Stated problem
Copy each line below that contains "Mersey".

━━━━━ Task inputs ━━━━━

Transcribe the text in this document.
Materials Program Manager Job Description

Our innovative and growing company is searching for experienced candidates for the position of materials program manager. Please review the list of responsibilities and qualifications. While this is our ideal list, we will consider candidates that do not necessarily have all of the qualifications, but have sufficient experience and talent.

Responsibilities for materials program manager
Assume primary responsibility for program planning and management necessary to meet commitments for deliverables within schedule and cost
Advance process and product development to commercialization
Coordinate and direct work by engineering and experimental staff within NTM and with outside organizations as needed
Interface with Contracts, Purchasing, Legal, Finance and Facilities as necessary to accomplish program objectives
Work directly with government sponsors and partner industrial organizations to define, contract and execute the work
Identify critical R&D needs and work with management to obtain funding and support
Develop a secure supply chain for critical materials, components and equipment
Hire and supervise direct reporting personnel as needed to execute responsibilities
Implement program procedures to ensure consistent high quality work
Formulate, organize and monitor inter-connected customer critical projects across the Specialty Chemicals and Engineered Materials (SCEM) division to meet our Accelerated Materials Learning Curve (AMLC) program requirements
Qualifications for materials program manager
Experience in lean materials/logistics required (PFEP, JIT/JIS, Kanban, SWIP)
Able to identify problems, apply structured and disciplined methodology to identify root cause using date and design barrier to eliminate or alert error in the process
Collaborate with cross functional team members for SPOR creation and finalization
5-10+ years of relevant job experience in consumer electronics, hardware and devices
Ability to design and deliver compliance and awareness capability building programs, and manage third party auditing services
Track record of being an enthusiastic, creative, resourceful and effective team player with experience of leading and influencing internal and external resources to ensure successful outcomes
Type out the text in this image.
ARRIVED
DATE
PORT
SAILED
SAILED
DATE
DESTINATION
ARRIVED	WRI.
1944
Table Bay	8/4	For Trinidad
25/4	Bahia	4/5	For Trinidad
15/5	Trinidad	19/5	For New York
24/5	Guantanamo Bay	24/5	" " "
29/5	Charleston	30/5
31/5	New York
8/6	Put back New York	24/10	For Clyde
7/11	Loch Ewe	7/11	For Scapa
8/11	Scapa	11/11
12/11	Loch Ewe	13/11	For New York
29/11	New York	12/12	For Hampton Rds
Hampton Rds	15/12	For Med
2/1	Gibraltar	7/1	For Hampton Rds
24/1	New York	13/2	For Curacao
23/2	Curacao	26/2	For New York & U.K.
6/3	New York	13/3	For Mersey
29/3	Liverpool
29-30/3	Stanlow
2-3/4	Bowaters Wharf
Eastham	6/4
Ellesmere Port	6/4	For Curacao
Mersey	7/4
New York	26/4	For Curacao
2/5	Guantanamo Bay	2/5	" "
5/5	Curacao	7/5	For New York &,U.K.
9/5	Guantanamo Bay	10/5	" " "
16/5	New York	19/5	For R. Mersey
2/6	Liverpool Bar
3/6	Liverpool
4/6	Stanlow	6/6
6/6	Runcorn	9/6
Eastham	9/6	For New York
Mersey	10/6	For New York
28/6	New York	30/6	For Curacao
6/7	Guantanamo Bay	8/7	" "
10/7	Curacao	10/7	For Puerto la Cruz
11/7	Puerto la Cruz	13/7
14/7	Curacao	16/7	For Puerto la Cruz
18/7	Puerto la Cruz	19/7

━━━━━

Final result
6/3	New York	13/3	For Mersey
Mersey	7/4
16/5	New York	19/5	For R. Mersey
Mersey	10/6	For New York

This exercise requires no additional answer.